[課題文]:
▬▬▬▬▬▬▬▬▬▬

西村眞悟の時事通信より。
No.962 平成26年 4月25日(金)
二十三日夜、アメリカのオバマ大統領が国賓として来日し、二十四日、首脳会談が行われ、本日離日する。
そこで、このオバマ来日と日米首脳会談に関して、ニュース的にではなく、私なりに思ったことを記しておきたい。
まず、この度の日米両国の接触において、
今さらのように、我が国の最大のものは
天皇の御存在であることが明らかになっているということ。
このことを、私は強く感じた。
今朝の産経新聞も読売新聞も、宮中晩餐会に於ける
「天皇陛下のお言葉」の全文を掲げている。
まことに適切な報道姿勢である。
外務省は、全アメリカ国民が、英文でこの「お言葉」を読めるような措置を講ずるべきだ。
この「天皇陛下のお言葉」の基に、
日米首脳同士の個々のやりとり、会談があったからである。
次に、我が国の外務省が全力を挙げて逆立ちしてもかなわない外交力を持った存在が我が国にある。
それは、十三歳で北朝鮮に拉致された横田めぐみさんのご両親、
横田滋さんと早紀江さんご夫妻である。
ご夫妻は、三月、ウランバートルに行って、めぐみさんの娘と孫に会った。
ウランバートルでご夫妻を待ちかまえる北朝鮮の戦略を思えば、
老夫妻が身に寸鉄を帯びずに「虎の穴」に入っていくようなものである。
しかし、ご夫妻は、驚嘆すべき気丈さで、北朝鮮の意図を見抜きそれを挫きながら、孫とひ孫に優しく接し続けて帰国したのだ。
そして、心身ともにしんどかったことはおくびにもださずに、
素晴らしい笑顔で、孫と会えた嬉しさを語って、日本中を喜ばせるとともに、改めて、全国民に拉致された被害者救出の重大性を強く自覚させたのである。
拉致被害者救出が、我が国の最優先の重大課題だとするならば、全日本人の心を救出に向かわせる目に見えない力をもつ横田ご夫妻は、まことに我が国の大切な存在である。
従って、この横田ご夫妻が、オバマ大統領と会ったことは、
実に意義深いことだ。
とはいえ、会談時間が十分と伝えられているが、外務省はこの大きな外交力を持つご夫妻の会談時間を、せめて三十分に出来なかったのか。そういうのが外務省の仕事ではないか。
横田早紀江さんは、かつてワシントンでブッシュ大統領と会見した。その時、公務多忙の中で予定を調節して早紀江さんとの会見時間を作った理由を聞かれたブッシュ大統領は、
「あの素晴らしいお母さんに会うことに優先する公務はない」と答えたという。

▬▬▬▬▬▬▬▬▬▬

[提供資料]:
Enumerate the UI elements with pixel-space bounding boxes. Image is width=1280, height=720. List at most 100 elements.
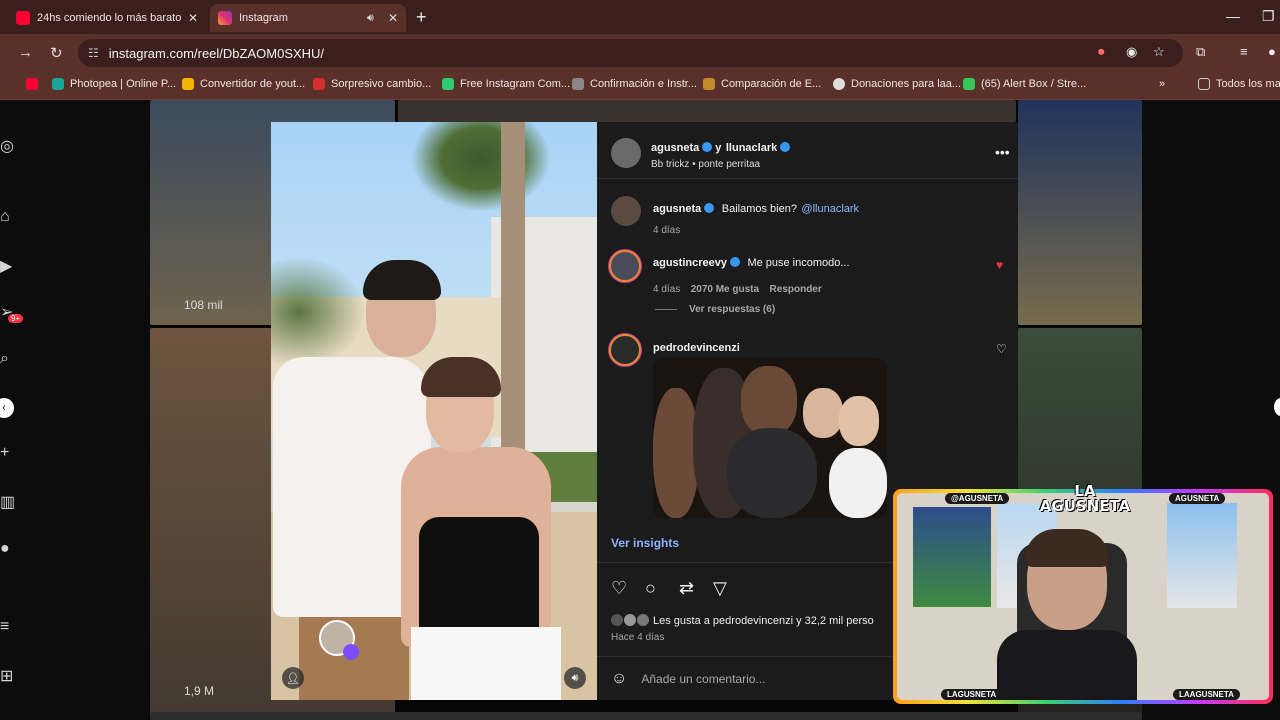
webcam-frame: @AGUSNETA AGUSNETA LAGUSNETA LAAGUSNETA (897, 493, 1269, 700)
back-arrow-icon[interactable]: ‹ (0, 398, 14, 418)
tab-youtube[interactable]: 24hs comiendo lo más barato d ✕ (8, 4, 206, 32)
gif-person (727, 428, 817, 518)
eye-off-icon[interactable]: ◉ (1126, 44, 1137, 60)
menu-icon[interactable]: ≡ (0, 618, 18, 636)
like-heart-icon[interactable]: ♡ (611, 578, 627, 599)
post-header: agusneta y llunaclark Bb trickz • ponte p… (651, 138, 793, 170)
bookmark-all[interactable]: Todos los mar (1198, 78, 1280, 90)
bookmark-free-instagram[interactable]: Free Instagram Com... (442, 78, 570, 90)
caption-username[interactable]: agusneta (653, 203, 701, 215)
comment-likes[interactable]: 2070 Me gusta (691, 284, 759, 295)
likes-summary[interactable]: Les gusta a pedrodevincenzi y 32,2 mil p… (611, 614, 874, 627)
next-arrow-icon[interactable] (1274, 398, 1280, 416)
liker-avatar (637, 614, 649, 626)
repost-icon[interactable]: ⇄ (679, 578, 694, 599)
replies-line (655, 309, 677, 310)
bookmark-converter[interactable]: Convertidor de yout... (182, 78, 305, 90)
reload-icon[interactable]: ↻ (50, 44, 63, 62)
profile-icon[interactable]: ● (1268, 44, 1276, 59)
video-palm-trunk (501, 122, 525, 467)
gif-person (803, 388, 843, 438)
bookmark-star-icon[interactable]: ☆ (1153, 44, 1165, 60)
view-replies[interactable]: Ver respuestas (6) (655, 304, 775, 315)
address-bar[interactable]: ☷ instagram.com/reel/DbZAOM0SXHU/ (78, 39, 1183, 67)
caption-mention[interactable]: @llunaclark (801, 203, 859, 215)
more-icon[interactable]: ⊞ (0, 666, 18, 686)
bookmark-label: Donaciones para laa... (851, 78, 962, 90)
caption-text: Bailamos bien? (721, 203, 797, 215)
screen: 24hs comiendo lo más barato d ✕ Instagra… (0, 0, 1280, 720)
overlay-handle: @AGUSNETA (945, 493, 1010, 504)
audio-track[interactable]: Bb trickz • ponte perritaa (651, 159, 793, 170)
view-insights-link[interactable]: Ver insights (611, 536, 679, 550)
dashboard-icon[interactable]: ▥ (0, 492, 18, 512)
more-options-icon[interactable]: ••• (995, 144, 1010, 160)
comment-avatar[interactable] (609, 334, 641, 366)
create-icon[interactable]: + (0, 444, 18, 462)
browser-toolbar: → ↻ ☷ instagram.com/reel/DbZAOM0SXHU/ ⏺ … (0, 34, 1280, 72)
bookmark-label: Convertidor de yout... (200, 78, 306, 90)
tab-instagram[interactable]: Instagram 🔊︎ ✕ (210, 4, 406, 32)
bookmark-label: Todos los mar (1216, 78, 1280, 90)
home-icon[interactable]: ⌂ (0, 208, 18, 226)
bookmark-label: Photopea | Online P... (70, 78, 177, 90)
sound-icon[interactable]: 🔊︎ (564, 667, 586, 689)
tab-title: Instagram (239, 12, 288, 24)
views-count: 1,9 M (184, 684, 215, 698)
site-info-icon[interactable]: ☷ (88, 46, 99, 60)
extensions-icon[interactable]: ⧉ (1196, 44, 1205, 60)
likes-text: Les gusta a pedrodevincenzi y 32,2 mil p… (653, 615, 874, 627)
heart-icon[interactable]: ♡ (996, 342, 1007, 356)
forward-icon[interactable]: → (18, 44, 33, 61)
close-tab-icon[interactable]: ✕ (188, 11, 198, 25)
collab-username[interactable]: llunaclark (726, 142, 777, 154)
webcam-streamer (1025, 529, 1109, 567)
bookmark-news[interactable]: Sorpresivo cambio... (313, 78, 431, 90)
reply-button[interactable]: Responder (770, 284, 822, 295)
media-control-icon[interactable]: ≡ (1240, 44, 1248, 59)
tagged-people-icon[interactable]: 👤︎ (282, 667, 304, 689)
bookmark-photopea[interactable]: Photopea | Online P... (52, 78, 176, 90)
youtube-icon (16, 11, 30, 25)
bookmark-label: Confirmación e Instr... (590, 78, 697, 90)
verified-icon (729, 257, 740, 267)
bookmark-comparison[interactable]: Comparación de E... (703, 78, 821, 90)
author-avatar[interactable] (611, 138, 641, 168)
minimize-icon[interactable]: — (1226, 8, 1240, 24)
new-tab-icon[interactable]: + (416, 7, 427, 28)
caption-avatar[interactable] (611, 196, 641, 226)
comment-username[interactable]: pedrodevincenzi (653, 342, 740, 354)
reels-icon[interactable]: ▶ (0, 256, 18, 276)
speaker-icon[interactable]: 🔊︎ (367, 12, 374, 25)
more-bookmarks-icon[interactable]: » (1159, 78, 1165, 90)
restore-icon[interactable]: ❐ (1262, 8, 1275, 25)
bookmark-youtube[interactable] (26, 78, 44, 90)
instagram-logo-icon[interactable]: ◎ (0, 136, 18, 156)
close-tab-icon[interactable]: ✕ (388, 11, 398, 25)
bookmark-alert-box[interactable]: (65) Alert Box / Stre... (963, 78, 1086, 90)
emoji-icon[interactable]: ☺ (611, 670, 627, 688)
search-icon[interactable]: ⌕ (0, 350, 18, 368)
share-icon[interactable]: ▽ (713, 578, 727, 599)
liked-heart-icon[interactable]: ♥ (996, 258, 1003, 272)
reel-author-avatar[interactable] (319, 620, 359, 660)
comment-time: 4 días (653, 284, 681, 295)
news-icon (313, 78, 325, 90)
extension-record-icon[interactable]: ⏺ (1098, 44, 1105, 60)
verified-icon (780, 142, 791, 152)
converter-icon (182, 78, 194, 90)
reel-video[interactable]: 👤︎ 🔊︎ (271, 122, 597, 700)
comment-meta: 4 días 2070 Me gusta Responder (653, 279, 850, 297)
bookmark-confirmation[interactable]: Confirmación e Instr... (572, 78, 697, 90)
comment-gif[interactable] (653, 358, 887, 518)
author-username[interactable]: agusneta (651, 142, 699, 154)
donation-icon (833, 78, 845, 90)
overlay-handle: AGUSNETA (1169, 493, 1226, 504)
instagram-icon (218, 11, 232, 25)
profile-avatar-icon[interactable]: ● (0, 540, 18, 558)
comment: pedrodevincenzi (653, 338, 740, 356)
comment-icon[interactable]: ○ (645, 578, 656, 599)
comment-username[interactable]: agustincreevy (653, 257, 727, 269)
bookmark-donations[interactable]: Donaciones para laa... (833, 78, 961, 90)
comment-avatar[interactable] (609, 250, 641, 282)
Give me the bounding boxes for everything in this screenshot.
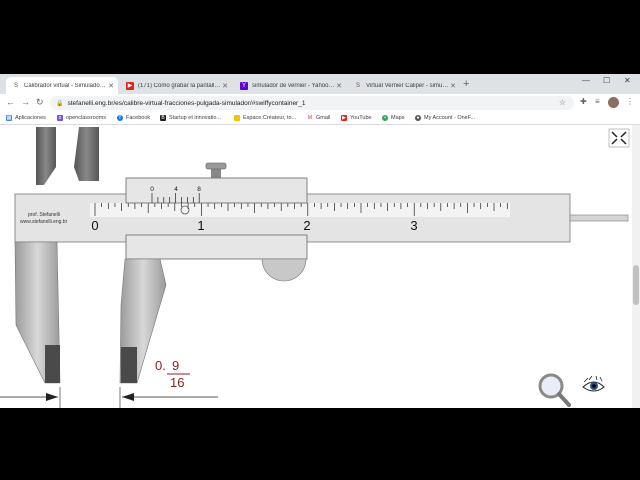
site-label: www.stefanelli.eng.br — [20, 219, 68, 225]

▬▬▬▬▬▬▬▬▬▬

[課題]:
**1.** オバマ大統領来日に関する文章によると、ブッシュ大統領は早紀江さんとの会見時間を作った理由を聞かれて何と答えたか。
**2.** オバマ大統領来日に関する文章を、最後の一文の後から書き継ぎなさい。
上記の資料は解答に用いない。

[解答例]:
**1.** 「あの素晴らしいお母さんに会うことに優先する公務はない」と答えた。

**2.**
横田早紀江さんには、会う人の魂を動かす力がある。
彼女は、めぐみさんの母であり、日本の母の象徴である。
さて、日米首脳の個々のやりとり、会談のことに移る。
オバマ大統領が、
尖閣に日米安保が適用されると明言したことに関して、
「『安全保障は満額回答だ。こちらの要望は全部受け入れられた』
外務省幹部は胸を張った。」(産経新聞朝刊)
とは、何だ。
この外務省幹部の恥知らずが。
自国の領土を他国に守ってもらうことが我が外交の目的か、無邪気に喜んで胸を張るな。この外務省幹部は、属国の外交官か。
明治の陸奥宗光、小村寿太郎をはじめとする歴代外務大臣にどやされるぞ。
領土を守り、国民を守ることは国家の存立をかけた課題である。
従って、あくまで、領土と国民を自力で守ることが国家の仕事である。
外務省幹部は、横田めぐみさんを、アメリカが救出すると言ってもらえば胸を張るのか。そうではないのなら、領土に関して、まず、我が国の国防力を点検して課題を把握するべきであり、アメリカ様が守ってくれると無邪気に喜ぶな。
要するに、今回の首脳会談において、オバマ大統領が尖閣への日米安保適用を明言したことを、日本外交の「目的達成」と喜んで胸を張ってはならないのだ。
この首脳会談の結果を、我が国家体制の欠落が露呈したものと捉えて、改めてまなじりを決して軍事的実力増強に向かう覚悟を新たにしなければならないのだ。
とはいえ、こういう欠落した体制の中で、
外交を担当する者の苦労は分かる。
しかし、今の苦労は明治の苦労に比べればどうということはないではないか。
ともかく、その苦労があるからと言って、国家の本来のあり方を見失ってはならない。
次に、オバマ大統領が、国賓であるにもかかわらず、夫人を同行してこなかったことに関して、思うことを述べる。
結論は、同行してこなくてよかった、ということだ。
これは理屈ではなく、直感である。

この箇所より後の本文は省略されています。